#### WHAT THIS TASK INVOLVES:
Copy out every line containing the word "hypopnées".

[Dataset entries]
○ ○ ○ ○ ○

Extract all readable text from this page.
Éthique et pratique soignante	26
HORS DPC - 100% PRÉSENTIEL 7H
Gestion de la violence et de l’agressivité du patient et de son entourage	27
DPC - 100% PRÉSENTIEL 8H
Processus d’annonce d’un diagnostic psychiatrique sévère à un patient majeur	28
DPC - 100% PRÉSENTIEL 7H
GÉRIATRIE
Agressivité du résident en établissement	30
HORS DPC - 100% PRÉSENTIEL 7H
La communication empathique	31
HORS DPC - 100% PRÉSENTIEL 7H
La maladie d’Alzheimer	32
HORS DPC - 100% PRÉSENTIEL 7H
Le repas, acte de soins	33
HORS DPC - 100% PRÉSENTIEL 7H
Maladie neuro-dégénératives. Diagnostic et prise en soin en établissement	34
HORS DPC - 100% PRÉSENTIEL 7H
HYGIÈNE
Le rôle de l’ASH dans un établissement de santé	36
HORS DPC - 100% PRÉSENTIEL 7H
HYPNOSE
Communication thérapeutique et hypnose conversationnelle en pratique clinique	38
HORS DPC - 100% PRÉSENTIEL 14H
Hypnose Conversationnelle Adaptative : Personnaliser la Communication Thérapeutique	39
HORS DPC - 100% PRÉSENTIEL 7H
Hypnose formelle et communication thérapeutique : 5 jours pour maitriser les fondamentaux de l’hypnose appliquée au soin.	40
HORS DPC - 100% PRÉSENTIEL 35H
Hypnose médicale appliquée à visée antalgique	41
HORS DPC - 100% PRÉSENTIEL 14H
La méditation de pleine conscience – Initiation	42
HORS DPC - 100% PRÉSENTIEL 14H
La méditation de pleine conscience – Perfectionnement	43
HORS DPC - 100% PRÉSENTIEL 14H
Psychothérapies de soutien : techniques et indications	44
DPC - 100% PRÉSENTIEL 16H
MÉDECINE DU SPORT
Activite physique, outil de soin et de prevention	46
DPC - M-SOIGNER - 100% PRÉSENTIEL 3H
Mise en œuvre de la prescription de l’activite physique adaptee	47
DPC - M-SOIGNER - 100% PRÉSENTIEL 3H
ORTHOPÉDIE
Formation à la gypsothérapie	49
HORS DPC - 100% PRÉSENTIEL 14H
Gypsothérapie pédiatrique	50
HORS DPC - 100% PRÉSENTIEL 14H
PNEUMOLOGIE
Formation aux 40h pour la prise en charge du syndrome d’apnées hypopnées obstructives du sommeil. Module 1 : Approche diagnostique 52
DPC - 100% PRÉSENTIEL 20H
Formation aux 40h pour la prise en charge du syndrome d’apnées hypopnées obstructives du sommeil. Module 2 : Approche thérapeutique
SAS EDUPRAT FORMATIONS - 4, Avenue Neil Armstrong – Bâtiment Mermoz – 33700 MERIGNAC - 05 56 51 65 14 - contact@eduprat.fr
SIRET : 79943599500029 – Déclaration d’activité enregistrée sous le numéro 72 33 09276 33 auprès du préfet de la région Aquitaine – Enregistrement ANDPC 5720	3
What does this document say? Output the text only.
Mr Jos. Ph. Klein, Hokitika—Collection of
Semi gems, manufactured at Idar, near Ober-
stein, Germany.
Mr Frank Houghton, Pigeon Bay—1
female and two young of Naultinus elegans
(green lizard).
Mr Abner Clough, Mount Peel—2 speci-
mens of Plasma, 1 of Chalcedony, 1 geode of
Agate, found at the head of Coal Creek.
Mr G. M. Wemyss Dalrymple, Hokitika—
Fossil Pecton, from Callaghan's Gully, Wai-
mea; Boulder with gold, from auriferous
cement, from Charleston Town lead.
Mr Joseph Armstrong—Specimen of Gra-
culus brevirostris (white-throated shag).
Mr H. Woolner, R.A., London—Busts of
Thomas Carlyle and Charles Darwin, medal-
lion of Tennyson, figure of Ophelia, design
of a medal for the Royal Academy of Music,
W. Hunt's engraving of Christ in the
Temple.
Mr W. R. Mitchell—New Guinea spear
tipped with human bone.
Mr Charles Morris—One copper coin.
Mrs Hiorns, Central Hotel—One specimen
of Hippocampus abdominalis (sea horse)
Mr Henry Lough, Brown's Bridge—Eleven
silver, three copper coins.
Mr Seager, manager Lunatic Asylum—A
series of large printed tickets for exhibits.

○ ○ ○ ○ ○

#### RESPONSE:
Formation aux 40h pour la prise en charge du syndrome d’apnées hypopnées obstructives du sommeil. Module 1 : Approche diagnostique 52
Formation aux 40h pour la prise en charge du syndrome d’apnées hypopnées obstructives du sommeil. Module 2 : Approche thérapeutique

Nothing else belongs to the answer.